-- WORK REQUIRED --
In the entries that follow, find the word "this" and report each line it is on.

-- ENTRIES --

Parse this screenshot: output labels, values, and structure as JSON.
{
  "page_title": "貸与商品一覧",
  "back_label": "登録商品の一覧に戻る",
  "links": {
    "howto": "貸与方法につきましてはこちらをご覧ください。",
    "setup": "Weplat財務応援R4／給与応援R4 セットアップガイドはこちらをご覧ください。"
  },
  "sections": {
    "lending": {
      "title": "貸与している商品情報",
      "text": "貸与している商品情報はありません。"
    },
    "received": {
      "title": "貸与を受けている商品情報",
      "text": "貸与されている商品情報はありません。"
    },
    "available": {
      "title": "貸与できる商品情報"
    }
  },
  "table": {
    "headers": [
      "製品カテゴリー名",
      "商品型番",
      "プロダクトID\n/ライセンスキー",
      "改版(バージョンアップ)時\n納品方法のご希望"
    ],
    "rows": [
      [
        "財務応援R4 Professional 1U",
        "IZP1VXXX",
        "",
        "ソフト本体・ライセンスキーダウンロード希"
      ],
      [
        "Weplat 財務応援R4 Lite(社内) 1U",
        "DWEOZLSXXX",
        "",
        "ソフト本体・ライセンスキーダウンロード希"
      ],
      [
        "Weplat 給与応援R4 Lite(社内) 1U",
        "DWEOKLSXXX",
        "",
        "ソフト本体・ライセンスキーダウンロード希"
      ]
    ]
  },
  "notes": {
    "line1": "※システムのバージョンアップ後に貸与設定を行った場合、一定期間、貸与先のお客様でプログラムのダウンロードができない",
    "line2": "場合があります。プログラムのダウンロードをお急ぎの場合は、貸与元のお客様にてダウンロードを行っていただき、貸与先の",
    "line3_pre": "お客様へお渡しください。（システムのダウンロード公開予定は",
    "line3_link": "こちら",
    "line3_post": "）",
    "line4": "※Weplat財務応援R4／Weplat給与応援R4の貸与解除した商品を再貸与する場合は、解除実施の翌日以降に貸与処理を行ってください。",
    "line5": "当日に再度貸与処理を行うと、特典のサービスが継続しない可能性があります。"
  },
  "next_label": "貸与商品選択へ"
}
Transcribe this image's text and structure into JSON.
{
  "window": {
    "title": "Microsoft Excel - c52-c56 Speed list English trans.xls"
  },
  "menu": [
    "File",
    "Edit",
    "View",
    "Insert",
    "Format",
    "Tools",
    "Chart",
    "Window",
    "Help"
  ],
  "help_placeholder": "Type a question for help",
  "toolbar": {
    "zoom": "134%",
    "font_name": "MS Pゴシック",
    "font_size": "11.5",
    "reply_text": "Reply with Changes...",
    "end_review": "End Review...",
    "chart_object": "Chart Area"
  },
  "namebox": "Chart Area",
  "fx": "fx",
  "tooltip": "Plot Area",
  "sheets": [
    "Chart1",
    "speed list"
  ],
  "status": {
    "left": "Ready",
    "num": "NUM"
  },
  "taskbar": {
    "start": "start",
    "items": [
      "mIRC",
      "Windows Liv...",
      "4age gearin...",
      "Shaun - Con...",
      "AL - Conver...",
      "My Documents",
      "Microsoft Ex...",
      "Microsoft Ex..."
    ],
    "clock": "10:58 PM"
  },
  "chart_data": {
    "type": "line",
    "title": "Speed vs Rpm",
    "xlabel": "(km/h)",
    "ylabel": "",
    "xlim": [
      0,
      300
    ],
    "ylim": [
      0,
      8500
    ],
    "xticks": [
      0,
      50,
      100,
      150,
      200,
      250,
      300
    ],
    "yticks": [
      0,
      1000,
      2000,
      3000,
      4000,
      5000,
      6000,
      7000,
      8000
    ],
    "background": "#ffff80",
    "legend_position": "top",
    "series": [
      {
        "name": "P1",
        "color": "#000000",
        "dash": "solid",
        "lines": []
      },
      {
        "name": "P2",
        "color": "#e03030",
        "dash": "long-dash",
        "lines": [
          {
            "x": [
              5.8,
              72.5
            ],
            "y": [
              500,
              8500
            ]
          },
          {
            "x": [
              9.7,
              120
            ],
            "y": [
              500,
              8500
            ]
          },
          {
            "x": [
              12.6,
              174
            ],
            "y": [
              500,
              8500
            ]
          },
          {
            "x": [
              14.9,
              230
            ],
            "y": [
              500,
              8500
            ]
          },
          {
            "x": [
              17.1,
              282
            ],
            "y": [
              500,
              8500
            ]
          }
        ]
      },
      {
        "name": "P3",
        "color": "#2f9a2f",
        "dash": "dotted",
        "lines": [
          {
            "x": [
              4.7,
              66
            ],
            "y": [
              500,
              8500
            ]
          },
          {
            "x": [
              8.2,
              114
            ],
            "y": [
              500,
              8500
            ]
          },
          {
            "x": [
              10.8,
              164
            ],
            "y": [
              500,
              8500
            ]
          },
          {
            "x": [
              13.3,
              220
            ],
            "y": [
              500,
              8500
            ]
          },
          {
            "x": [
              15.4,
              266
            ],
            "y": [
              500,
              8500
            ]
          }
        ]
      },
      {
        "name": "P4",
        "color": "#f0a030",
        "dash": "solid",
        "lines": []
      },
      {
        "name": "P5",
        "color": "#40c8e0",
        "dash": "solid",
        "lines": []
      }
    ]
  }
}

-- FINAL RESULT --
Parse this screenshot: output labels, values, and structure as JSON.
Transcribe this image's text and structure into JSON.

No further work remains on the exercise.